Exercise prompt: Scan the material for the word "системам", and copy each line where it shows up.

Extracted material:
───

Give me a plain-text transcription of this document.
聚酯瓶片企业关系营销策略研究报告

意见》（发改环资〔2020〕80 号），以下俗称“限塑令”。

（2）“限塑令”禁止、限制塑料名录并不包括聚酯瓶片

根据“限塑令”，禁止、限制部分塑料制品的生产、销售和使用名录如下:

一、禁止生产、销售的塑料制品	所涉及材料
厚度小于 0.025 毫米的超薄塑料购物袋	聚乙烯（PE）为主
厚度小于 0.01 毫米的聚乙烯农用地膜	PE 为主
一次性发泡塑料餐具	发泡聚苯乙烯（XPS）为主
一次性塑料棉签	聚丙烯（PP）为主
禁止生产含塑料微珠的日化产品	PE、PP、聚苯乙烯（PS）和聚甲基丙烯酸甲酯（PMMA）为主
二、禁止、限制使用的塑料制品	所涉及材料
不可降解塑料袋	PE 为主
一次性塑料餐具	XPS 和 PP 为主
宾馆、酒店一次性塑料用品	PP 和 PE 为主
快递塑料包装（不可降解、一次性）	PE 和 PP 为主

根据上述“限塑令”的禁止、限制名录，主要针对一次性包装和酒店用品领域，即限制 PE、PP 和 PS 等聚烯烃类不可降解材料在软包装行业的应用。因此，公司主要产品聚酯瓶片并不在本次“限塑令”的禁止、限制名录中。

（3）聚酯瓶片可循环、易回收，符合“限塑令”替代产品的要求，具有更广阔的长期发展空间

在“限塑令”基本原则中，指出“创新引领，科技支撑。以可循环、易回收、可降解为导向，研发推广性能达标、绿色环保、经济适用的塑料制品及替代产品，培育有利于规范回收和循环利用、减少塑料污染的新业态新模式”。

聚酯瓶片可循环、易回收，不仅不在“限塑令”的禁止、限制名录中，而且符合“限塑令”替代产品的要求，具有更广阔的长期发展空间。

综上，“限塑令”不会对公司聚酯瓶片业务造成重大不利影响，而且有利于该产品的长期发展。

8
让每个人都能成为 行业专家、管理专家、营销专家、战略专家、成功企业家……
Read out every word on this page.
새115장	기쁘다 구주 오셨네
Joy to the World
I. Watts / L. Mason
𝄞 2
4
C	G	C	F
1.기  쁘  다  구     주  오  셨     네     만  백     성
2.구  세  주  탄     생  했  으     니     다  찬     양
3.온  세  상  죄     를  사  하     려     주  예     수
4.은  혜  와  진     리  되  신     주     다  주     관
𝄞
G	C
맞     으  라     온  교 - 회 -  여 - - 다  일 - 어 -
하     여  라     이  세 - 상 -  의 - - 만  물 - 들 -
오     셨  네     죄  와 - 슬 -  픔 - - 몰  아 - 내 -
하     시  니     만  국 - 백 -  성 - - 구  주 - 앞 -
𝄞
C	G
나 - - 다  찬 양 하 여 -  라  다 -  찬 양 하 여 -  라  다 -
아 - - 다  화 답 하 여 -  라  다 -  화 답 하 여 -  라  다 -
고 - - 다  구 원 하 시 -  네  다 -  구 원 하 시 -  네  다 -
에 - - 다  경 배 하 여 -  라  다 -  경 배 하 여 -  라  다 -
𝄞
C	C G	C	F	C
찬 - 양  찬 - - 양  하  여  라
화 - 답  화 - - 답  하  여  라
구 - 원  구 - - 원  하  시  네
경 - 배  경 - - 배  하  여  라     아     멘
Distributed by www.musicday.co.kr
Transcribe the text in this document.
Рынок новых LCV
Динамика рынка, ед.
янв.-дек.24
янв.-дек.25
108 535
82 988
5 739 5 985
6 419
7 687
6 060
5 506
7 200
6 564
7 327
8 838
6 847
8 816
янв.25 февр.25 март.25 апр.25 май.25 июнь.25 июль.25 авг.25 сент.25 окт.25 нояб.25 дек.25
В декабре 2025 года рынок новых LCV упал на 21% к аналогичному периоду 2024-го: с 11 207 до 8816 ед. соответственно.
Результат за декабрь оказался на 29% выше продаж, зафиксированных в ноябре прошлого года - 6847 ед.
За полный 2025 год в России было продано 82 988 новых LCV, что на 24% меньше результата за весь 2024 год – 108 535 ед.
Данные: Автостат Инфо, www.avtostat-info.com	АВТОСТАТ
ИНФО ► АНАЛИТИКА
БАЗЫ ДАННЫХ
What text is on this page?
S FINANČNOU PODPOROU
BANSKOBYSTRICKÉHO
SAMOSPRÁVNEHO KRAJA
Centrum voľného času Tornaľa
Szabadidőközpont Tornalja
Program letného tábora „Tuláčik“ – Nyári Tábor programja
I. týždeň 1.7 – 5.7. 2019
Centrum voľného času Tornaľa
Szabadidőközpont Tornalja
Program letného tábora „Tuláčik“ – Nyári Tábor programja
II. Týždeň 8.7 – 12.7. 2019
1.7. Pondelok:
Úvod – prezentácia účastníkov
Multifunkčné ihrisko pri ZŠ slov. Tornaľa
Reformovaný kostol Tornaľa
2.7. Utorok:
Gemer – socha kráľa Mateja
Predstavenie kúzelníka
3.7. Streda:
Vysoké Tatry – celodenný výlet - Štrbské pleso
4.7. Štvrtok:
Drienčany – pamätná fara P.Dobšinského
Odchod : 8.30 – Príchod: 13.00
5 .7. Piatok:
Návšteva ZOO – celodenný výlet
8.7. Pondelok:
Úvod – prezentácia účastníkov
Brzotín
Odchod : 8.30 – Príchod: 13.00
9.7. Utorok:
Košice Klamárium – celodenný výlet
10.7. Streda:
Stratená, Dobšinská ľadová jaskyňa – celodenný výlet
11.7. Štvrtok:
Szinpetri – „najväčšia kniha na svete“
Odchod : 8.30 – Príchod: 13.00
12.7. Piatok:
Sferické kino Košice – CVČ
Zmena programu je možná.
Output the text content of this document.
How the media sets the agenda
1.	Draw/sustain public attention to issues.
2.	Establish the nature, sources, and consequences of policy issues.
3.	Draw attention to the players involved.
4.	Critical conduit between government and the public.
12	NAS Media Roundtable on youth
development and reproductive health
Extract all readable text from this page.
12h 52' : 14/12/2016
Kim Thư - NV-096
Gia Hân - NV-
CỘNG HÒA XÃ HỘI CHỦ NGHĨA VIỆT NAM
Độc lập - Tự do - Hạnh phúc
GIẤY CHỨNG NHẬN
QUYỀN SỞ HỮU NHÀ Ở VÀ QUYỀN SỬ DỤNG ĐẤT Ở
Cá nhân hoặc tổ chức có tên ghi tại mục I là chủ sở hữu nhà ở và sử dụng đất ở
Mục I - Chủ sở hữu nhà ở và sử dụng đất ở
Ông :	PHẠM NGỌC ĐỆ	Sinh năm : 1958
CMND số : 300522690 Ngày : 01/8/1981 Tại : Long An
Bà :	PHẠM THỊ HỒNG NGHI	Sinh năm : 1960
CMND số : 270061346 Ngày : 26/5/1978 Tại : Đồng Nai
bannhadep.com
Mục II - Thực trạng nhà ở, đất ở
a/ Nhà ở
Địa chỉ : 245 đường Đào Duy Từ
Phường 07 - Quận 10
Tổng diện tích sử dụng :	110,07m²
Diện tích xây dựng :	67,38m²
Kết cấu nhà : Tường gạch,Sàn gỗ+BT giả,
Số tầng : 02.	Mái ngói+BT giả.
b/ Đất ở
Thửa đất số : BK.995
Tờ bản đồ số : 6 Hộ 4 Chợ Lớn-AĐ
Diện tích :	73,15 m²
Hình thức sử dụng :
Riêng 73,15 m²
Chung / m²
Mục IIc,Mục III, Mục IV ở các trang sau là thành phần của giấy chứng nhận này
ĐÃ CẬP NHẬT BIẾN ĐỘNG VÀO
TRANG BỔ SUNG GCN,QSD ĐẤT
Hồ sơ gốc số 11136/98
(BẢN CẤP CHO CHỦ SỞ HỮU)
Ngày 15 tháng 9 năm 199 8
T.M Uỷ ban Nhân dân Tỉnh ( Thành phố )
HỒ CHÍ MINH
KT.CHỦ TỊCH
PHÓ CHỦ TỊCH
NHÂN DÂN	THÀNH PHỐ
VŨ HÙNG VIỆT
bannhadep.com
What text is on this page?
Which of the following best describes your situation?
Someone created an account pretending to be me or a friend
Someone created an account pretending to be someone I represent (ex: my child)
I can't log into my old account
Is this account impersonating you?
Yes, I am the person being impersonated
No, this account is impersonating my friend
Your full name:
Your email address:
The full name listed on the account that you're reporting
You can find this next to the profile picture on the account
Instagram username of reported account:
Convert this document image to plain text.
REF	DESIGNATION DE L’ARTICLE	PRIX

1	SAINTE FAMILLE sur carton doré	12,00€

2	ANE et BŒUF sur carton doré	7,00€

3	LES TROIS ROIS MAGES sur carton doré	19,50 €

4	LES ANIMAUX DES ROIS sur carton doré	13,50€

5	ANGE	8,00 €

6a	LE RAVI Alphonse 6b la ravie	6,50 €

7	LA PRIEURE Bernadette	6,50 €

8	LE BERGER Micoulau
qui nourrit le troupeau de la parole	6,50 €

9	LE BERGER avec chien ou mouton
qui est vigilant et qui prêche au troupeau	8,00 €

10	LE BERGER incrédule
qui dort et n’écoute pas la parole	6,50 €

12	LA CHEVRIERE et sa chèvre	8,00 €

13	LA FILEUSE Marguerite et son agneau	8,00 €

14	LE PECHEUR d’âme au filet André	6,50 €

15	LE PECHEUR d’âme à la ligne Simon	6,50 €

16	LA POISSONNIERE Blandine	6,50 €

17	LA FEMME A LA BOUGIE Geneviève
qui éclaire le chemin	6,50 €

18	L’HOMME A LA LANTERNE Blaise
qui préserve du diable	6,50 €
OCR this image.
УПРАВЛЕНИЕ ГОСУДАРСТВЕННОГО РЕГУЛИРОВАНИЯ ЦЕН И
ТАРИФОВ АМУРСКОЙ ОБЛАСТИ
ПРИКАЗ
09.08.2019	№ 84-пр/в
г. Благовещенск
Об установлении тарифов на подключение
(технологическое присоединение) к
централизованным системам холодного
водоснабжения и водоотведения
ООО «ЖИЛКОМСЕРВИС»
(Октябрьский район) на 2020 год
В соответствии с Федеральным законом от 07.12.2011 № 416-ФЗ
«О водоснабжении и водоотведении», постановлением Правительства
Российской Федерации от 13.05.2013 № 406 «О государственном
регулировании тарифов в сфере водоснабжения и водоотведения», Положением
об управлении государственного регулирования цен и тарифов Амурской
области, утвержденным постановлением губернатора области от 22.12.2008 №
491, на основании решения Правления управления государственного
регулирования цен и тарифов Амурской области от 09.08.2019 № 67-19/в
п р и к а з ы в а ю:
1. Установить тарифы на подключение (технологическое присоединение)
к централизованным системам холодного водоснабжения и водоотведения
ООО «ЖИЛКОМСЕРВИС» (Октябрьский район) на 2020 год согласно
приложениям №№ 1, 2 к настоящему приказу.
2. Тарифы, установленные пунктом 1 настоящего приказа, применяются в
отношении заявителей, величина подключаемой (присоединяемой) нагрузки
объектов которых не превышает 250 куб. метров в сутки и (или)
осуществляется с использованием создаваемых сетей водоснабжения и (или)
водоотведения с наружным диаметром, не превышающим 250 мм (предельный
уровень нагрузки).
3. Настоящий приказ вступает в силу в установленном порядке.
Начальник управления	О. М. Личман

───

Correct result:
централизованным системам холодного
к централизованным системам холодного водоснабжения и водоотведения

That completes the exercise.